__Problem requirements__: Reproduce all of the data word for word.
----------------------------------------
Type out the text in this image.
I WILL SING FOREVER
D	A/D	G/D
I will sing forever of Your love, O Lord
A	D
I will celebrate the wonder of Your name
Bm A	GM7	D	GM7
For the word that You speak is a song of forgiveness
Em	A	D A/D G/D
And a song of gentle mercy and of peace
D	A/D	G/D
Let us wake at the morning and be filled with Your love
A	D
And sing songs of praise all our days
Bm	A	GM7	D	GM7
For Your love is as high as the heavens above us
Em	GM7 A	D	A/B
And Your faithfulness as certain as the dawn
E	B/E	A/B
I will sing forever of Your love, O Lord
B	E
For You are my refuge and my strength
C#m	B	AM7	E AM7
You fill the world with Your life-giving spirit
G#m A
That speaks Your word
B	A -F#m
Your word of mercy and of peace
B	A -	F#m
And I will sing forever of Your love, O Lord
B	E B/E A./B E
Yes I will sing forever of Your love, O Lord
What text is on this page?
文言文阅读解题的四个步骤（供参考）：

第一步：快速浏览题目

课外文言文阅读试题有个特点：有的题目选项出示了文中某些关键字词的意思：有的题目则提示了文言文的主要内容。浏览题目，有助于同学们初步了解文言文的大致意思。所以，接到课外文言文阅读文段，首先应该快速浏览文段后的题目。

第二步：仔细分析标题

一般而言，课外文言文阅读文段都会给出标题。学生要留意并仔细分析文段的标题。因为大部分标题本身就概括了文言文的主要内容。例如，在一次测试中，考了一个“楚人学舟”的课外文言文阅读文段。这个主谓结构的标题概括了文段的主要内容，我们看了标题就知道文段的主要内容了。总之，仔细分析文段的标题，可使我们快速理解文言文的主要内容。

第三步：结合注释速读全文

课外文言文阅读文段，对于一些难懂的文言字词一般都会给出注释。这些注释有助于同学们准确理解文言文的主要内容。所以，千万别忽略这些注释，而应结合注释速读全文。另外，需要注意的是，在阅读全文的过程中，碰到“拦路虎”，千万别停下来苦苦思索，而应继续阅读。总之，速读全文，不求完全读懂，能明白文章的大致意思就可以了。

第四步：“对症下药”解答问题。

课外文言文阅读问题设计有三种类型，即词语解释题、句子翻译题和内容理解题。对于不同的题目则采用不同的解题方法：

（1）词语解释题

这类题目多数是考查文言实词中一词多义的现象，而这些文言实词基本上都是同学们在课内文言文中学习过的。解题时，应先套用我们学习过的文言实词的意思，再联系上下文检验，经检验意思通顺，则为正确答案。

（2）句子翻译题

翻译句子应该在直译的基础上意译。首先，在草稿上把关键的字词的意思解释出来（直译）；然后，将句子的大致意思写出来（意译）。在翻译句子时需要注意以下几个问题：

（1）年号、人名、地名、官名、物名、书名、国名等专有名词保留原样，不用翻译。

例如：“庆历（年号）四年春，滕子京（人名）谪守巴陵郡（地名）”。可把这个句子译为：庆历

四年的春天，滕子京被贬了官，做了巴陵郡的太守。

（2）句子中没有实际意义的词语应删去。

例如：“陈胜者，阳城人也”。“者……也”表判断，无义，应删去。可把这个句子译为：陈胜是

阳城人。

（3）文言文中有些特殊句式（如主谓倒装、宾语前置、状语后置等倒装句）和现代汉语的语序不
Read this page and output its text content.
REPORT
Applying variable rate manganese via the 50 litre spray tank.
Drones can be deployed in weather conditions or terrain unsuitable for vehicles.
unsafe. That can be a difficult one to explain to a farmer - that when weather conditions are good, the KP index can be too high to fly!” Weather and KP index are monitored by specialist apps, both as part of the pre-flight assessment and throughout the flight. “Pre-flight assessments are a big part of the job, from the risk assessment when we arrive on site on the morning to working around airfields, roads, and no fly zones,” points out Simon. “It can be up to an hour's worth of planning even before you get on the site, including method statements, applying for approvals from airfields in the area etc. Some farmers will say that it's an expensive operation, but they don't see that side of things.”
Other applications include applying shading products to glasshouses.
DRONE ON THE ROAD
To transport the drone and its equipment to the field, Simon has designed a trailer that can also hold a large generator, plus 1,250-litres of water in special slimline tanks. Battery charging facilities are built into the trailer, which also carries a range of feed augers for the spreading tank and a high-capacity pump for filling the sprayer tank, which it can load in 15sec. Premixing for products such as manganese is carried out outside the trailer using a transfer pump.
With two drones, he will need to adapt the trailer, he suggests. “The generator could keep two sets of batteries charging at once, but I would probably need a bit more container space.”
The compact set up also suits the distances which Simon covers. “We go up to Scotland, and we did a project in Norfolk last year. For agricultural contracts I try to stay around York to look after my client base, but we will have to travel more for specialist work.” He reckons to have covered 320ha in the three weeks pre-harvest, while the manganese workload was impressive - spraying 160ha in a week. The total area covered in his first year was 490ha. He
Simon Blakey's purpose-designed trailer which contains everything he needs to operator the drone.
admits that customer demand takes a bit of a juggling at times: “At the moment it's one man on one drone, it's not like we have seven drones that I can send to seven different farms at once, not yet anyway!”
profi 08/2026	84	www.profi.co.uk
----------------------------------------
__Problem solution__:
Type out the text in this image.
I WILL SING FOREVER
D	A/D	G/D
I will sing forever of Your love, O Lord
A	D
I will celebrate the wonder of Your name
Bm A	GM7	D	GM7
For the word that You speak is a song of forgiveness
Em	A	D A/D G/D
And a song of gentle mercy and of peace
D	A/D	G/D
Let us wake at the morning and be filled with Your love
A	D
And sing songs of praise all our days
Bm	A	GM7	D	GM7
For Your love is as high as the heavens above us
Em	GM7 A	D	A/B
And Your faithfulness as certain as the dawn
E	B/E	A/B
I will sing forever of Your love, O Lord
B	E
For You are my refuge and my strength
C#m	B	AM7	E AM7
You fill the world with Your life-giving spirit
G#m A
That speaks Your word
B	A -F#m
Your word of mercy and of peace
B	A -	F#m
And I will sing forever of Your love, O Lord
B	E B/E A./B E
Yes I will sing forever of Your love, O Lord
What text is on this page?
文言文阅读解题的四个步骤（供参考）：

第一步：快速浏览题目

课外文言文阅读试题有个特点：有的题目选项出示了文中某些关键字词的意思：有的题目则提示了文言文的主要内容。浏览题目，有助于同学们初步了解文言文的大致意思。所以，接到课外文言文阅读文段，首先应该快速浏览文段后的题目。

第二步：仔细分析标题

一般而言，课外文言文阅读文段都会给出标题。学生要留意并仔细分析文段的标题。因为大部分标题本身就概括了文言文的主要内容。例如，在一次测试中，考了一个“楚人学舟”的课外文言文阅读文段。这个主谓结构的标题概括了文段的主要内容，我们看了标题就知道文段的主要内容了。总之，仔细分析文段的标题，可使我们快速理解文言文的主要内容。

第三步：结合注释速读全文

课外文言文阅读文段，对于一些难懂的文言字词一般都会给出注释。这些注释有助于同学们准确理解文言文的主要内容。所以，千万别忽略这些注释，而应结合注释速读全文。另外，需要注意的是，在阅读全文的过程中，碰到“拦路虎”，千万别停下来苦苦思索，而应继续阅读。总之，速读全文，不求完全读懂，能明白文章的大致意思就可以了。

第四步：“对症下药”解答问题。

课外文言文阅读问题设计有三种类型，即词语解释题、句子翻译题和内容理解题。对于不同的题目则采用不同的解题方法：

（1）词语解释题

这类题目多数是考查文言实词中一词多义的现象，而这些文言实词基本上都是同学们在课内文言文中学习过的。解题时，应先套用我们学习过的文言实词的意思，再联系上下文检验，经检验意思通顺，则为正确答案。

（2）句子翻译题

翻译句子应该在直译的基础上意译。首先，在草稿上把关键的字词的意思解释出来（直译）；然后，将句子的大致意思写出来（意译）。在翻译句子时需要注意以下几个问题：

（1）年号、人名、地名、官名、物名、书名、国名等专有名词保留原样，不用翻译。

例如：“庆历（年号）四年春，滕子京（人名）谪守巴陵郡（地名）”。可把这个句子译为：庆历

四年的春天，滕子京被贬了官，做了巴陵郡的太守。

（2）句子中没有实际意义的词语应删去。

例如：“陈胜者，阳城人也”。“者……也”表判断，无义，应删去。可把这个句子译为：陈胜是

阳城人。

（3）文言文中有些特殊句式（如主谓倒装、宾语前置、状语后置等倒装句）和现代汉语的语序不
Read this page and output its text content.
REPORT
Applying variable rate manganese via the 50 litre spray tank.
Drones can be deployed in weather conditions or terrain unsuitable for vehicles.
unsafe. That can be a difficult one to explain to a farmer - that when weather conditions are good, the KP index can be too high to fly!” Weather and KP index are monitored by specialist apps, both as part of the pre-flight assessment and throughout the flight. “Pre-flight assessments are a big part of the job, from the risk assessment when we arrive on site on the morning to working around airfields, roads, and no fly zones,” points out Simon. “It can be up to an hour's worth of planning even before you get on the site, including method statements, applying for approvals from airfields in the area etc. Some farmers will say that it's an expensive operation, but they don't see that side of things.”
Other applications include applying shading products to glasshouses.
DRONE ON THE ROAD
To transport the drone and its equipment to the field, Simon has designed a trailer that can also hold a large generator, plus 1,250-litres of water in special slimline tanks. Battery charging facilities are built into the trailer, which also carries a range of feed augers for the spreading tank and a high-capacity pump for filling the sprayer tank, which it can load in 15sec. Premixing for products such as manganese is carried out outside the trailer using a transfer pump.
With two drones, he will need to adapt the trailer, he suggests. “The generator could keep two sets of batteries charging at once, but I would probably need a bit more container space.”
The compact set up also suits the distances which Simon covers. “We go up to Scotland, and we did a project in Norfolk last year. For agricultural contracts I try to stay around York to look after my client base, but we will have to travel more for specialist work.” He reckons to have covered 320ha in the three weeks pre-harvest, while the manganese workload was impressive - spraying 160ha in a week. The total area covered in his first year was 490ha. He
Simon Blakey's purpose-designed trailer which contains everything he needs to operator the drone.
admits that customer demand takes a bit of a juggling at times: “At the moment it's one man on one drone, it's not like we have seven drones that I can send to seven different farms at once, not yet anyway!”
profi 08/2026	84	www.profi.co.uk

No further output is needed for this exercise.